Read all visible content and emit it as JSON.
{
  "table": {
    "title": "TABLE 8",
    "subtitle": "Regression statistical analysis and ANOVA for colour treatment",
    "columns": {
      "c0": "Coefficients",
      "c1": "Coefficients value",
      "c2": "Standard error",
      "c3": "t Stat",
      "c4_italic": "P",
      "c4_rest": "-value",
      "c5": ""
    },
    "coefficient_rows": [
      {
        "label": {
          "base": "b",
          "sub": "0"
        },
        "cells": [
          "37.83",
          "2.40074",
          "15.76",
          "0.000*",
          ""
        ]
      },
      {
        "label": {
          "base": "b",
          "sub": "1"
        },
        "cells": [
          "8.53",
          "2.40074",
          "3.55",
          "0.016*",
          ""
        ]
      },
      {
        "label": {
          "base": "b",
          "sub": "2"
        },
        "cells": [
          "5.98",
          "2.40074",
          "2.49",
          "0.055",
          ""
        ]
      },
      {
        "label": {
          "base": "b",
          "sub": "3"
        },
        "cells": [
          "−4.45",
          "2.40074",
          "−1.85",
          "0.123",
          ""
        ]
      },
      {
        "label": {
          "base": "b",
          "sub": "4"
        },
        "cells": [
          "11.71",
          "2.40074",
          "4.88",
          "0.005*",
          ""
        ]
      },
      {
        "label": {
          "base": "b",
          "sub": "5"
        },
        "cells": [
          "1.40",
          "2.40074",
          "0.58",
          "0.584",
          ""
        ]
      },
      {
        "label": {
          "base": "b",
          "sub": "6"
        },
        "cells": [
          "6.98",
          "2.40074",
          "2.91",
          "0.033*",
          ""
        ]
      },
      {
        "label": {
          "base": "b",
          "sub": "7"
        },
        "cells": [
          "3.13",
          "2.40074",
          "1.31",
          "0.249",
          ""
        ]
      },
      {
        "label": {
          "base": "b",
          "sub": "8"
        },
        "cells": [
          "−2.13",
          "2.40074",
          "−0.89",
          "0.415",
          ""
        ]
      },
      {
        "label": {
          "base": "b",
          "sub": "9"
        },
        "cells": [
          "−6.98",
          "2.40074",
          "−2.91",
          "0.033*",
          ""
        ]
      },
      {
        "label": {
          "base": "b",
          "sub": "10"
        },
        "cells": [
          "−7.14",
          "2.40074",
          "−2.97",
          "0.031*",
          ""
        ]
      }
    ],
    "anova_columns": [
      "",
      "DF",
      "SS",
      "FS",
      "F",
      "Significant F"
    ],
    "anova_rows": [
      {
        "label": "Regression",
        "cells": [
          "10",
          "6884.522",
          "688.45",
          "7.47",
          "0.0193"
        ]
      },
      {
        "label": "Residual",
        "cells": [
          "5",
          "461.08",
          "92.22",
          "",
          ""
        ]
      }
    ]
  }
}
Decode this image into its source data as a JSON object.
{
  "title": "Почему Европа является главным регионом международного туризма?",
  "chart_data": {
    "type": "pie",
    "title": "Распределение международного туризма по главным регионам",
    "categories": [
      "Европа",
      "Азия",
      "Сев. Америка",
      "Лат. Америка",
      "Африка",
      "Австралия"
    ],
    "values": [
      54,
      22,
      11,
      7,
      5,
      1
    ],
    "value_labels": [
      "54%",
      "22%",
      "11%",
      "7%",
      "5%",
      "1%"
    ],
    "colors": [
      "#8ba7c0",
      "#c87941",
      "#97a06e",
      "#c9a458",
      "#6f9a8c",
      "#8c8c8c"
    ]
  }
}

============

§ TASK PROMPT: Repeat the data in its entirety, character for character.

§ EXERCISE SOLUTION:
Read all visible content and emit it as JSON.
{
  "table": {
    "title": "TABLE 8",
    "subtitle": "Regression statistical analysis and ANOVA for colour treatment",
    "columns": {
      "c0": "Coefficients",
      "c1": "Coefficients value",
      "c2": "Standard error",
      "c3": "t Stat",
      "c4_italic": "P",
      "c4_rest": "-value",
      "c5": ""
    },
    "coefficient_rows": [
      {
        "label": {
          "base": "b",
          "sub": "0"
        },
        "cells": [
          "37.83",
          "2.40074",
          "15.76",
          "0.000*",
          ""
        ]
      },
      {
        "label": {
          "base": "b",
          "sub": "1"
        },
        "cells": [
          "8.53",
          "2.40074",
          "3.55",
          "0.016*",
          ""
        ]
      },
      {
        "label": {
          "base": "b",
          "sub": "2"
        },
        "cells": [
          "5.98",
          "2.40074",
          "2.49",
          "0.055",
          ""
        ]
      },
      {
        "label": {
          "base": "b",
          "sub": "3"
        },
        "cells": [
          "−4.45",
          "2.40074",
          "−1.85",
          "0.123",
          ""
        ]
      },
      {
        "label": {
          "base": "b",
          "sub": "4"
        },
        "cells": [
          "11.71",
          "2.40074",
          "4.88",
          "0.005*",
          ""
        ]
      },
      {
        "label": {
          "base": "b",
          "sub": "5"
        },
        "cells": [
          "1.40",
          "2.40074",
          "0.58",
          "0.584",
          ""
        ]
      },
      {
        "label": {
          "base": "b",
          "sub": "6"
        },
        "cells": [
          "6.98",
          "2.40074",
          "2.91",
          "0.033*",
          ""
        ]
      },
      {
        "label": {
          "base": "b",
          "sub": "7"
        },
        "cells": [
          "3.13",
          "2.40074",
          "1.31",
          "0.249",
          ""
        ]
      },
      {
        "label": {
          "base": "b",
          "sub": "8"
        },
        "cells": [
          "−2.13",
          "2.40074",
          "−0.89",
          "0.415",
          ""
        ]
      },
      {
        "label": {
          "base": "b",
          "sub": "9"
        },
        "cells": [
          "−6.98",
          "2.40074",
          "−2.91",
          "0.033*",
          ""
        ]
      },
      {
        "label": {
          "base": "b",
          "sub": "10"
        },
        "cells": [
          "−7.14",
          "2.40074",
          "−2.97",
          "0.031*",
          ""
        ]
      }
    ],
    "anova_columns": [
      "",
      "DF",
      "SS",
      "FS",
      "F",
      "Significant F"
    ],
    "anova_rows": [
      {
        "label": "Regression",
        "cells": [
          "10",
          "6884.522",
          "688.45",
          "7.47",
          "0.0193"
        ]
      },
      {
        "label": "Residual",
        "cells": [
          "5",
          "461.08",
          "92.22",
          "",
          ""
        ]
      }
    ]
  }
}
Decode this image into its source data as a JSON object.
{
  "title": "Почему Европа является главным регионом международного туризма?",
  "chart_data": {
    "type": "pie",
    "title": "Распределение международного туризма по главным регионам",
    "categories": [
      "Европа",
      "Азия",
      "Сев. Америка",
      "Лат. Америка",
      "Африка",
      "Австралия"
    ],
    "values": [
      54,
      22,
      11,
      7,
      5,
      1
    ],
    "value_labels": [
      "54%",
      "22%",
      "11%",
      "7%",
      "5%",
      "1%"
    ],
    "colors": [
      "#8ba7c0",
      "#c87941",
      "#97a06e",
      "#c9a458",
      "#6f9a8c",
      "#8c8c8c"
    ]
  }
}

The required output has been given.